-- PROBLEM DETAILS --
You are to retype all of the data exactly as it appears.

-- INFORMATION SHOWN --
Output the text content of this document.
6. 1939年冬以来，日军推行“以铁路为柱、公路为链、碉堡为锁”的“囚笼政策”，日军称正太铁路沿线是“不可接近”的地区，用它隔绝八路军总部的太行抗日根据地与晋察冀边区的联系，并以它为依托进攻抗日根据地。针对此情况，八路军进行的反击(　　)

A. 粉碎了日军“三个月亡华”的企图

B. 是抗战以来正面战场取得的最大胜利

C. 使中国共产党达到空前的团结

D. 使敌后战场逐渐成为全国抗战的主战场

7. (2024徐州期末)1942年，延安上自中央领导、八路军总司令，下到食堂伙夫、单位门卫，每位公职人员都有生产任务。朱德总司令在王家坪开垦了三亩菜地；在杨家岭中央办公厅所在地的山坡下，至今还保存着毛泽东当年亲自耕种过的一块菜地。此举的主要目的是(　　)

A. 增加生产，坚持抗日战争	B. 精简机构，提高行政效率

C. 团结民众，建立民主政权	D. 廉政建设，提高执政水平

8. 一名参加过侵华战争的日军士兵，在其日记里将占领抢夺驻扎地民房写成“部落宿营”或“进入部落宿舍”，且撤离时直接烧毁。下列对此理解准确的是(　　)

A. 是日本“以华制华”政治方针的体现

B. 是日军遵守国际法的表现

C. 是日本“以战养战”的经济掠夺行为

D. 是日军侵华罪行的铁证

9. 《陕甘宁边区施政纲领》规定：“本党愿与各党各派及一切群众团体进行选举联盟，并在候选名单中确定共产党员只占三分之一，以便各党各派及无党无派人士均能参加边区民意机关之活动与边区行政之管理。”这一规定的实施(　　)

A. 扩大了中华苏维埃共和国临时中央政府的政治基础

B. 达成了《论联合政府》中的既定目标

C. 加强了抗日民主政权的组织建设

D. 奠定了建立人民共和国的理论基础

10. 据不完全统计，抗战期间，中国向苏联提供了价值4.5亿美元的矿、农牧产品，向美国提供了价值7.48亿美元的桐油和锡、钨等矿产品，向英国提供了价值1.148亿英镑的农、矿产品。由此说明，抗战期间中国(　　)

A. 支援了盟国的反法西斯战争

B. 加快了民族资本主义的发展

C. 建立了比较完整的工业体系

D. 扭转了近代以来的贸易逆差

-- TASK SOLUTION --
Output the text content of this document.
6. 1939年冬以来，日军推行“以铁路为柱、公路为链、碉堡为锁”的“囚笼政策”，日军称正太铁路沿线是“不可接近”的地区，用它隔绝八路军总部的太行抗日根据地与晋察冀边区的联系，并以它为依托进攻抗日根据地。针对此情况，八路军进行的反击(　　)

A. 粉碎了日军“三个月亡华”的企图

B. 是抗战以来正面战场取得的最大胜利

C. 使中国共产党达到空前的团结

D. 使敌后战场逐渐成为全国抗战的主战场

7. (2024徐州期末)1942年，延安上自中央领导、八路军总司令，下到食堂伙夫、单位门卫，每位公职人员都有生产任务。朱德总司令在王家坪开垦了三亩菜地；在杨家岭中央办公厅所在地的山坡下，至今还保存着毛泽东当年亲自耕种过的一块菜地。此举的主要目的是(　　)

A. 增加生产，坚持抗日战争	B. 精简机构，提高行政效率

C. 团结民众，建立民主政权	D. 廉政建设，提高执政水平

8. 一名参加过侵华战争的日军士兵，在其日记里将占领抢夺驻扎地民房写成“部落宿营”或“进入部落宿舍”，且撤离时直接烧毁。下列对此理解准确的是(　　)

A. 是日本“以华制华”政治方针的体现

B. 是日军遵守国际法的表现

C. 是日本“以战养战”的经济掠夺行为

D. 是日军侵华罪行的铁证

9. 《陕甘宁边区施政纲领》规定：“本党愿与各党各派及一切群众团体进行选举联盟，并在候选名单中确定共产党员只占三分之一，以便各党各派及无党无派人士均能参加边区民意机关之活动与边区行政之管理。”这一规定的实施(　　)

A. 扩大了中华苏维埃共和国临时中央政府的政治基础

B. 达成了《论联合政府》中的既定目标

C. 加强了抗日民主政权的组织建设

D. 奠定了建立人民共和国的理论基础

10. 据不完全统计，抗战期间，中国向苏联提供了价值4.5亿美元的矿、农牧产品，向美国提供了价值7.48亿美元的桐油和锡、钨等矿产品，向英国提供了价值1.148亿英镑的农、矿产品。由此说明，抗战期间中国(　　)

A. 支援了盟国的反法西斯战争

B. 加快了民族资本主义的发展

C. 建立了比较完整的工业体系

D. 扭转了近代以来的贸易逆差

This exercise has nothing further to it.